Skip every picture and transcribe the remaining material exactly.

[Entries from a visual dataset]
========

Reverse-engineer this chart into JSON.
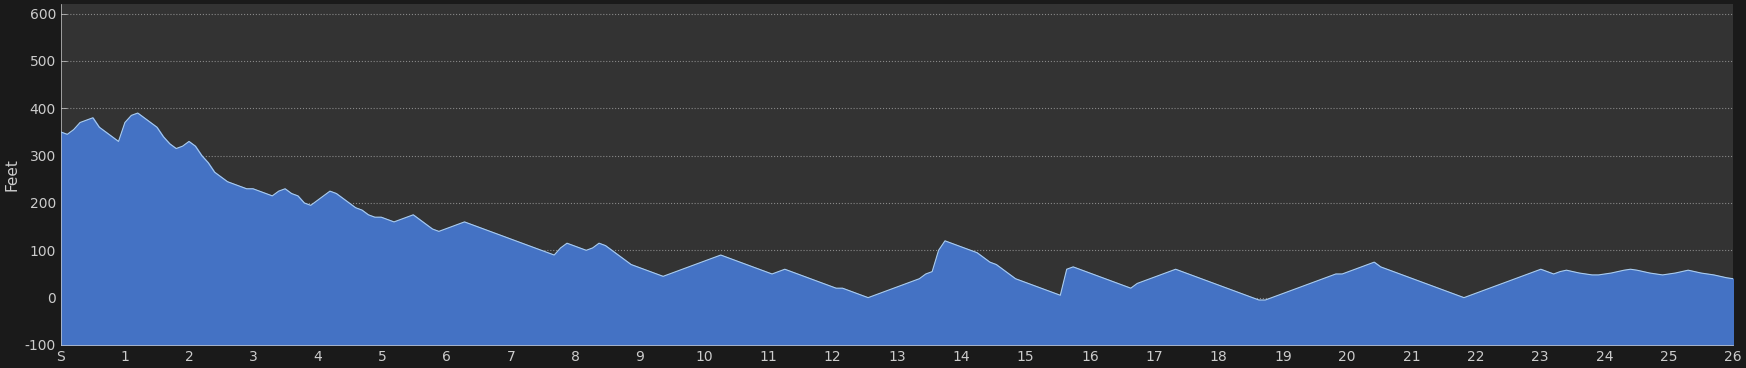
{
  "ylabel": "Feet",
  "xlabel_ticks": [
    "S",
    "1",
    "2",
    "3",
    "4",
    "5",
    "6",
    "7",
    "8",
    "9",
    "10",
    "11",
    "12",
    "13",
    "14",
    "15",
    "16",
    "17",
    "18",
    "19",
    "20",
    "21",
    "22",
    "23",
    "24",
    "25",
    "26"
  ],
  "ylim": [
    -100,
    620
  ],
  "yticks": [
    -100,
    0,
    100,
    200,
    300,
    400,
    500,
    600
  ],
  "bg_color": "#1a1a1a",
  "plot_bg_color": "#333333",
  "fill_color": "#4472C4",
  "line_color": "#aaccee",
  "grid_color": "#888888",
  "text_color": "#cccccc",
  "elevation": [
    350,
    345,
    355,
    370,
    375,
    380,
    360,
    350,
    340,
    330,
    370,
    385,
    390,
    380,
    370,
    360,
    340,
    325,
    315,
    320,
    330,
    320,
    300,
    285,
    265,
    255,
    245,
    240,
    235,
    230,
    230,
    225,
    220,
    215,
    225,
    230,
    220,
    215,
    200,
    195,
    205,
    215,
    225,
    220,
    210,
    200,
    190,
    185,
    175,
    170,
    170,
    165,
    160,
    165,
    170,
    175,
    165,
    155,
    145,
    140,
    145,
    150,
    155,
    160,
    155,
    150,
    145,
    140,
    135,
    130,
    125,
    120,
    115,
    110,
    105,
    100,
    95,
    90,
    105,
    115,
    110,
    105,
    100,
    105,
    115,
    110,
    100,
    90,
    80,
    70,
    65,
    60,
    55,
    50,
    45,
    50,
    55,
    60,
    65,
    70,
    75,
    80,
    85,
    90,
    85,
    80,
    75,
    70,
    65,
    60,
    55,
    50,
    55,
    60,
    55,
    50,
    45,
    40,
    35,
    30,
    25,
    20,
    20,
    15,
    10,
    5,
    0,
    5,
    10,
    15,
    20,
    25,
    30,
    35,
    40,
    50,
    55,
    100,
    120,
    115,
    110,
    105,
    100,
    95,
    85,
    75,
    70,
    60,
    50,
    40,
    35,
    30,
    25,
    20,
    15,
    10,
    5,
    60,
    65,
    60,
    55,
    50,
    45,
    40,
    35,
    30,
    25,
    20,
    30,
    35,
    40,
    45,
    50,
    55,
    60,
    55,
    50,
    45,
    40,
    35,
    30,
    25,
    20,
    15,
    10,
    5,
    0,
    -5,
    -5,
    0,
    5,
    10,
    15,
    20,
    25,
    30,
    35,
    40,
    45,
    50,
    50,
    55,
    60,
    65,
    70,
    75,
    65,
    60,
    55,
    50,
    45,
    40,
    35,
    30,
    25,
    20,
    15,
    10,
    5,
    0,
    5,
    10,
    15,
    20,
    25,
    30,
    35,
    40,
    45,
    50,
    55,
    60,
    55,
    50,
    55,
    58,
    55,
    52,
    50,
    48,
    48,
    50,
    52,
    55,
    58,
    60,
    58,
    55,
    52,
    50,
    48,
    50,
    52,
    55,
    58,
    55,
    52,
    50,
    48,
    45,
    42,
    40
  ],
  "n_points": 262
}
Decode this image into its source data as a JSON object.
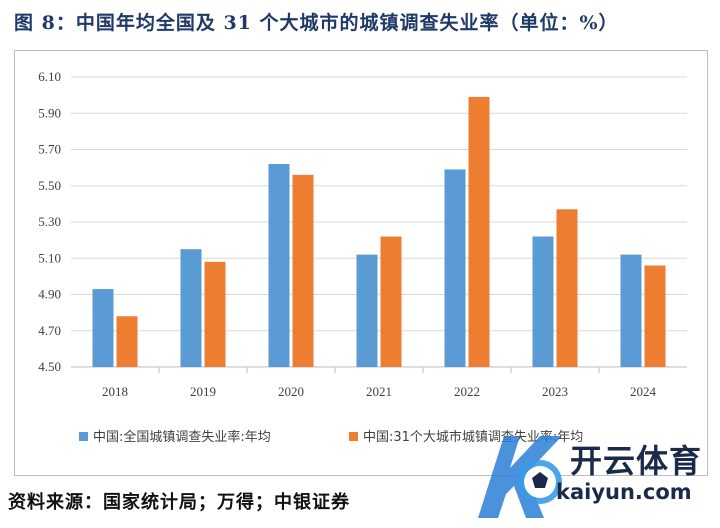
{
  "title": "图 8：中国年均全国及 31 个大城市的城镇调查失业率（单位：%）",
  "source": "资料来源：国家统计局；万得；中银证券",
  "watermark": {
    "cn": "开云体育",
    "en": "kaiyun.com"
  },
  "colors": {
    "series1": "#5b9bd5",
    "series2": "#ed7d31",
    "grid": "#d9d9d9",
    "axis": "#bfbfbf"
  },
  "chart_data": {
    "type": "bar",
    "categories": [
      "2018",
      "2019",
      "2020",
      "2021",
      "2022",
      "2023",
      "2024"
    ],
    "series": [
      {
        "name": "中国:全国城镇调查失业率:年均",
        "values": [
          4.93,
          5.15,
          5.62,
          5.12,
          5.59,
          5.22,
          5.12
        ]
      },
      {
        "name": "中国:31个大城市城镇调查失业率:年均",
        "values": [
          4.78,
          5.08,
          5.56,
          5.22,
          5.99,
          5.37,
          5.06
        ]
      }
    ],
    "ylim": [
      4.5,
      6.1
    ],
    "yticks": [
      "4.50",
      "4.70",
      "4.90",
      "5.10",
      "5.30",
      "5.50",
      "5.70",
      "5.90",
      "6.10"
    ],
    "grid": true,
    "legend": "bottom"
  }
}
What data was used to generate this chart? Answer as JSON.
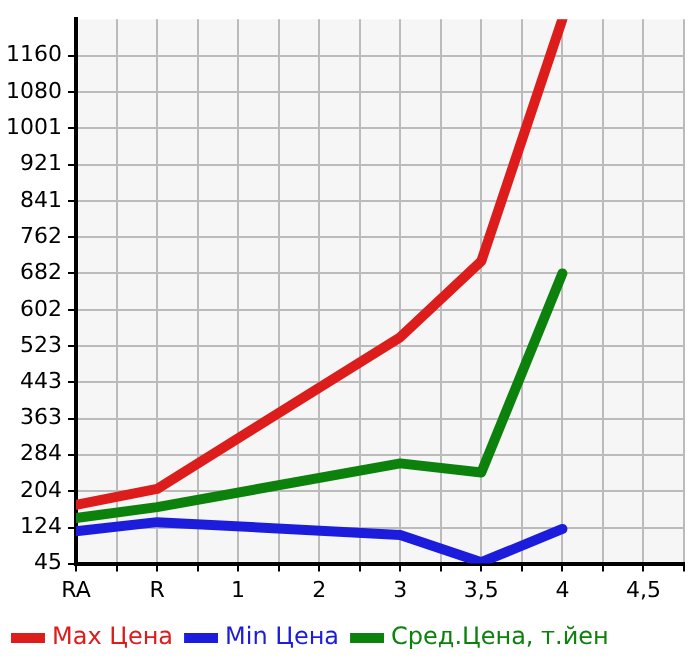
{
  "chart_data": {
    "type": "line",
    "categories": [
      "RA",
      "R",
      "1",
      "2",
      "3",
      "3,5",
      "4",
      "4,5"
    ],
    "series": [
      {
        "name": "Max Цена",
        "color": "#dd1c1c",
        "values": [
          174,
          209,
          null,
          null,
          542,
          709,
          1240,
          null
        ]
      },
      {
        "name": "Min Цена",
        "color": "#1c1cdd",
        "values": [
          116,
          136,
          null,
          null,
          108,
          48,
          121,
          null
        ]
      },
      {
        "name": "Сред.Цена, т.йен",
        "color": "#0c820c",
        "values": [
          145,
          169,
          null,
          null,
          265,
          245,
          682,
          null
        ]
      }
    ],
    "ylim": [
      45,
      1240
    ],
    "yticks": [
      45,
      124,
      204,
      284,
      363,
      443,
      523,
      602,
      682,
      762,
      841,
      921,
      1001,
      1080,
      1160
    ],
    "grid": true,
    "legend": "bottom",
    "marker": "none",
    "line_style": "solid"
  }
}
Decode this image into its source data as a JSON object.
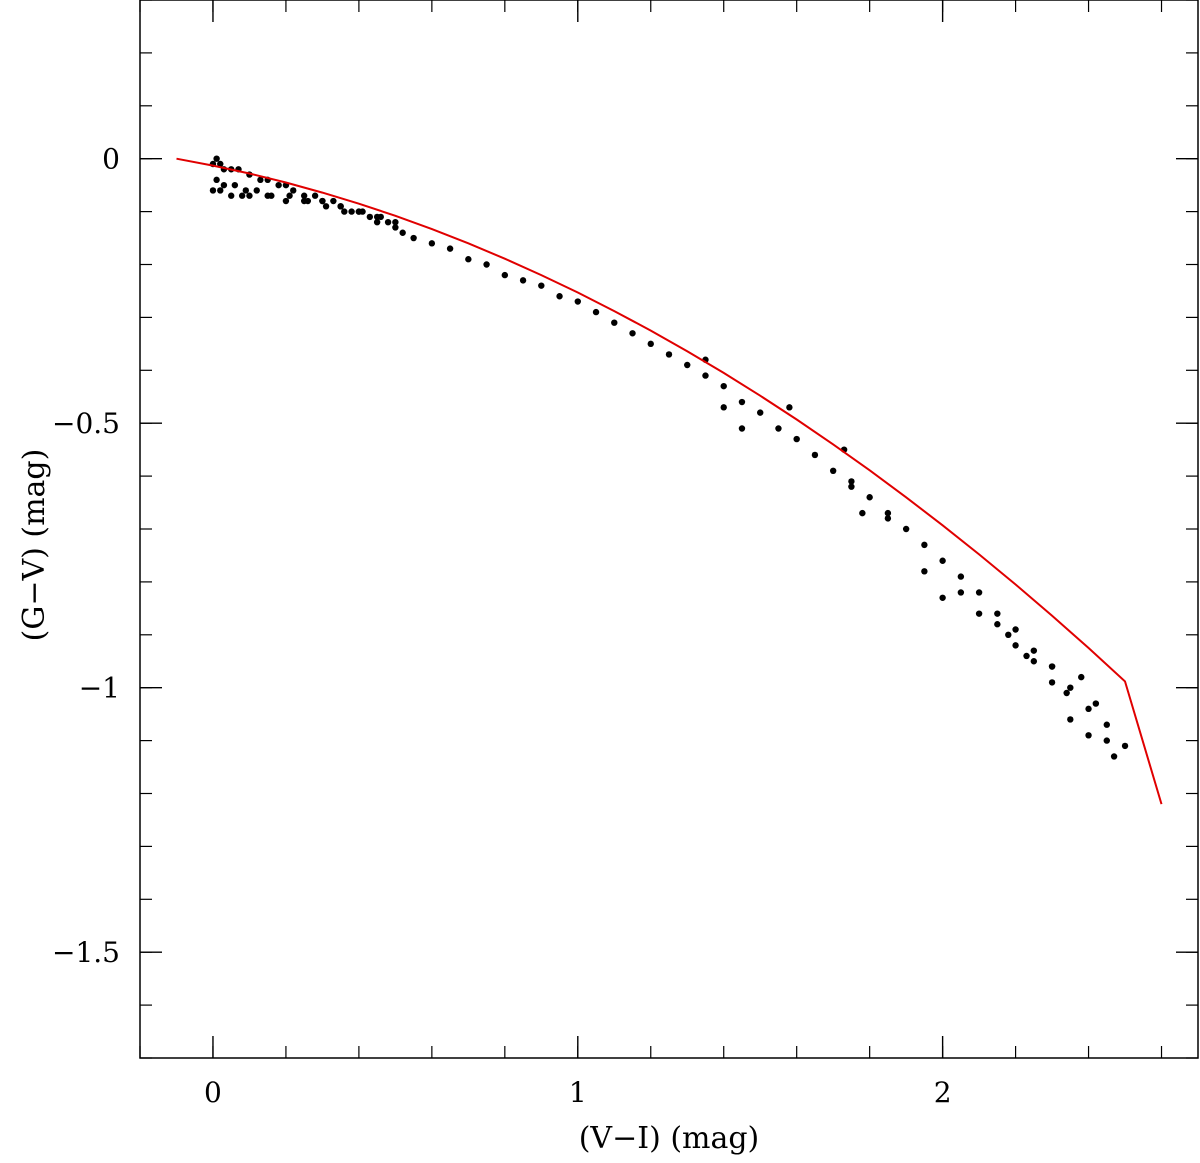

========

• [Answer to this exercise]
Reverse-engineer this chart into JSON.
{
  "ylabel": "Feet",
  "xlabel_ticks": [
    "S",
    "1",
    "2",
    "3",
    "4",
    "5",
    "6",
    "7",
    "8",
    "9",
    "10",
    "11",
    "12",
    "13",
    "14",
    "15",
    "16",
    "17",
    "18",
    "19",
    "20",
    "21",
    "22",
    "23",
    "24",
    "25",
    "26"
  ],
  "ylim": [
    -100,
    620
  ],
  "yticks": [
    -100,
    0,
    100,
    200,
    300,
    400,
    500,
    600
  ],
  "bg_color": "#1a1a1a",
  "plot_bg_color": "#333333",
  "fill_color": "#4472C4",
  "line_color": "#aaccee",
  "grid_color": "#888888",
  "text_color": "#cccccc",
  "elevation": [
    350,
    345,
    355,
    370,
    375,
    380,
    360,
    350,
    340,
    330,
    370,
    385,
    390,
    380,
    370,
    360,
    340,
    325,
    315,
    320,
    330,
    320,
    300,
    285,
    265,
    255,
    245,
    240,
    235,
    230,
    230,
    225,
    220,
    215,
    225,
    230,
    220,
    215,
    200,
    195,
    205,
    215,
    225,
    220,
    210,
    200,
    190,
    185,
    175,
    170,
    170,
    165,
    160,
    165,
    170,
    175,
    165,
    155,
    145,
    140,
    145,
    150,
    155,
    160,
    155,
    150,
    145,
    140,
    135,
    130,
    125,
    120,
    115,
    110,
    105,
    100,
    95,
    90,
    105,
    115,
    110,
    105,
    100,
    105,
    115,
    110,
    100,
    90,
    80,
    70,
    65,
    60,
    55,
    50,
    45,
    50,
    55,
    60,
    65,
    70,
    75,
    80,
    85,
    90,
    85,
    80,
    75,
    70,
    65,
    60,
    55,
    50,
    55,
    60,
    55,
    50,
    45,
    40,
    35,
    30,
    25,
    20,
    20,
    15,
    10,
    5,
    0,
    5,
    10,
    15,
    20,
    25,
    30,
    35,
    40,
    50,
    55,
    100,
    120,
    115,
    110,
    105,
    100,
    95,
    85,
    75,
    70,
    60,
    50,
    40,
    35,
    30,
    25,
    20,
    15,
    10,
    5,
    60,
    65,
    60,
    55,
    50,
    45,
    40,
    35,
    30,
    25,
    20,
    30,
    35,
    40,
    45,
    50,
    55,
    60,
    55,
    50,
    45,
    40,
    35,
    30,
    25,
    20,
    15,
    10,
    5,
    0,
    -5,
    -5,
    0,
    5,
    10,
    15,
    20,
    25,
    30,
    35,
    40,
    45,
    50,
    50,
    55,
    60,
    65,
    70,
    75,
    65,
    60,
    55,
    50,
    45,
    40,
    35,
    30,
    25,
    20,
    15,
    10,
    5,
    0,
    5,
    10,
    15,
    20,
    25,
    30,
    35,
    40,
    45,
    50,
    55,
    60,
    55,
    50,
    55,
    58,
    55,
    52,
    50,
    48,
    48,
    50,
    52,
    55,
    58,
    60,
    58,
    55,
    52,
    50,
    48,
    50,
    52,
    55,
    58,
    55,
    52,
    50,
    48,
    45,
    42,
    40
  ],
  "n_points": 262
}
Decode this image into its source data as a JSON object.
{
  "title": "图 8：中国年均全国及 31 个大城市的城镇调查失业率（单位：%）",
  "source": "资料来源：国家统计局；万得；中银证券",
  "watermark": {
    "cn": "开云体育",
    "en": "kaiyun.com"
  },
  "colors": {
    "series1": "#5b9bd5",
    "series2": "#ed7d31",
    "grid": "#d9d9d9",
    "axis": "#bfbfbf"
  },
  "chart_data": {
    "type": "bar",
    "categories": [
      "2018",
      "2019",
      "2020",
      "2021",
      "2022",
      "2023",
      "2024"
    ],
    "series": [
      {
        "name": "中国:全国城镇调查失业率:年均",
        "values": [
          4.93,
          5.15,
          5.62,
          5.12,
          5.59,
          5.22,
          5.12
        ]
      },
      {
        "name": "中国:31个大城市城镇调查失业率:年均",
        "values": [
          4.78,
          5.08,
          5.56,
          5.22,
          5.99,
          5.37,
          5.06
        ]
      }
    ],
    "ylim": [
      4.5,
      6.1
    ],
    "yticks": [
      "4.50",
      "4.70",
      "4.90",
      "5.10",
      "5.30",
      "5.50",
      "5.70",
      "5.90",
      "6.10"
    ],
    "grid": true,
    "legend": "bottom"
  }
}
What data was used to generate this chart? Answer as JSON.
{
  "chart_data": {
    "type": "line",
    "categories": [
      "RA",
      "R",
      "1",
      "2",
      "3",
      "3,5",
      "4",
      "4,5"
    ],
    "series": [
      {
        "name": "Max Цена",
        "color": "#dd1c1c",
        "values": [
          174,
          209,
          null,
          null,
          542,
          709,
          1240,
          null
        ]
      },
      {
        "name": "Min Цена",
        "color": "#1c1cdd",
        "values": [
          116,
          136,
          null,
          null,
          108,
          48,
          121,
          null
        ]
      },
      {
        "name": "Сред.Цена, т.йен",
        "color": "#0c820c",
        "values": [
          145,
          169,
          null,
          null,
          265,
          245,
          682,
          null
        ]
      }
    ],
    "ylim": [
      45,
      1240
    ],
    "yticks": [
      45,
      124,
      204,
      284,
      363,
      443,
      523,
      602,
      682,
      762,
      841,
      921,
      1001,
      1080,
      1160
    ],
    "grid": true,
    "legend": "bottom",
    "marker": "none",
    "line_style": "solid"
  }
}
Decode this image into its source data as a JSON object.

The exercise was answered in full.